• _DATA_:
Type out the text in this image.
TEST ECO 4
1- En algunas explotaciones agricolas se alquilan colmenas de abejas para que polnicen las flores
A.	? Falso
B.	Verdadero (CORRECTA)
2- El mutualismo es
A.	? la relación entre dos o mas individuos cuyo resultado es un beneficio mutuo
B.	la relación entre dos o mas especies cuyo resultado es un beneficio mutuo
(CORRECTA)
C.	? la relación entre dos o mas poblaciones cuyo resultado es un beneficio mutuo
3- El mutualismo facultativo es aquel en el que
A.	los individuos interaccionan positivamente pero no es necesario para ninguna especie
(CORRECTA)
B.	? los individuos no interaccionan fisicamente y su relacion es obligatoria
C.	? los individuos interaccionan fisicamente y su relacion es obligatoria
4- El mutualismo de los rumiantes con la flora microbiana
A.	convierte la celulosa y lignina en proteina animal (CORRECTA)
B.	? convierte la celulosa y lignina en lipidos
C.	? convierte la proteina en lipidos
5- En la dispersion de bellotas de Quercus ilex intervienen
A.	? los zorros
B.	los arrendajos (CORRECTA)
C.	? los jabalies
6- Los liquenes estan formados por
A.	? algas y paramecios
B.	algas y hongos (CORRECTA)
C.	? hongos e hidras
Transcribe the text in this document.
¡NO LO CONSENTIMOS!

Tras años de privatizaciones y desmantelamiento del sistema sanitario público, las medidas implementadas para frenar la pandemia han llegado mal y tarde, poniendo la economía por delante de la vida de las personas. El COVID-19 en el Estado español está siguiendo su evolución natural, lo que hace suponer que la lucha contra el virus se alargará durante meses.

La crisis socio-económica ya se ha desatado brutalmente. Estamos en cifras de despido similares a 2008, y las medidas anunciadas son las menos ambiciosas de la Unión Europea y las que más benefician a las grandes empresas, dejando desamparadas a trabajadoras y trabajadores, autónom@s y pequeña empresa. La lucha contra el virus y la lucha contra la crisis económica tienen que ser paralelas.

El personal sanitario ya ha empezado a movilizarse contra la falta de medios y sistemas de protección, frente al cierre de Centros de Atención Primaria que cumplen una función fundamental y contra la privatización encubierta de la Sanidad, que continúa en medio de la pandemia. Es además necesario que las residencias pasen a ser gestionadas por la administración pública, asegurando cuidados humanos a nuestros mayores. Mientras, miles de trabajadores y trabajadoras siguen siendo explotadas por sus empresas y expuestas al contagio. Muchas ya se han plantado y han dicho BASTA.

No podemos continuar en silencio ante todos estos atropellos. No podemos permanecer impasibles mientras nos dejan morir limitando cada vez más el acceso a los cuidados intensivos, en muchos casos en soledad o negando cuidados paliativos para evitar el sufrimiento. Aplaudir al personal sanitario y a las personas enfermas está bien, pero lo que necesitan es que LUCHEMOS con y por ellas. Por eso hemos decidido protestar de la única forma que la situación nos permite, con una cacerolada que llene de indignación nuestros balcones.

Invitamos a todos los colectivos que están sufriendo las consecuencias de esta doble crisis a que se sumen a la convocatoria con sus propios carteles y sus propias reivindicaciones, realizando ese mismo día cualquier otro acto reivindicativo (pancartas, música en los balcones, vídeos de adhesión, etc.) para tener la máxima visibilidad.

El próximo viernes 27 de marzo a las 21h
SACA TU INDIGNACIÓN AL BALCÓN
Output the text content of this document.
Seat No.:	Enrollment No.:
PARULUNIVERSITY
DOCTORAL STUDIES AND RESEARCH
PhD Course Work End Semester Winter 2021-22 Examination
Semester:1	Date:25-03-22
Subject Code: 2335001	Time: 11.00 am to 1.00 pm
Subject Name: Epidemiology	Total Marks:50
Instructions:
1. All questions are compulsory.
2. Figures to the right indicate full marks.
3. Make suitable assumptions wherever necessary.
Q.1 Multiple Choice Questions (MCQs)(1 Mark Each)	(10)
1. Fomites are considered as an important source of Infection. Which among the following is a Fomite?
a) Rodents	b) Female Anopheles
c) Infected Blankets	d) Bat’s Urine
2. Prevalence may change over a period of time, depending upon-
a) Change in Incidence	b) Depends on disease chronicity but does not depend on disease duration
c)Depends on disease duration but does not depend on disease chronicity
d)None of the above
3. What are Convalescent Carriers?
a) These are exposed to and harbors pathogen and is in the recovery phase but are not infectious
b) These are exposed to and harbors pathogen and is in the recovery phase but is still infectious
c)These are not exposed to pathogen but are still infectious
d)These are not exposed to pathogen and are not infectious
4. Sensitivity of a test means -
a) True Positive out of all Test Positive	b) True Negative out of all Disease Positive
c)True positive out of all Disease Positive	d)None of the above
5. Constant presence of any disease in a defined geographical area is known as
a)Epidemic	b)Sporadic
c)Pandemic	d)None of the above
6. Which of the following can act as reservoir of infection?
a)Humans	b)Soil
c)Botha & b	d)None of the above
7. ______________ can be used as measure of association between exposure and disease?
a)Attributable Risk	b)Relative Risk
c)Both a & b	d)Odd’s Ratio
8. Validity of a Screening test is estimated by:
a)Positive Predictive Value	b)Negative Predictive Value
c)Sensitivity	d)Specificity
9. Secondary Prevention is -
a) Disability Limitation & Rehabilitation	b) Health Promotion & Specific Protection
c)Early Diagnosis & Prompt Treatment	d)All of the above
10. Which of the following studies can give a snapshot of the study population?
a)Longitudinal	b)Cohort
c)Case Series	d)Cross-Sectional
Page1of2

• _PROBLEM DESCRIPTION_: Report all lines of the data that include the word "proteina".

• _SOLUTION TO THIS EXERCISE_:
A.	convierte la celulosa y lignina en proteina animal (CORRECTA)
C.	? convierte la proteina en lipidos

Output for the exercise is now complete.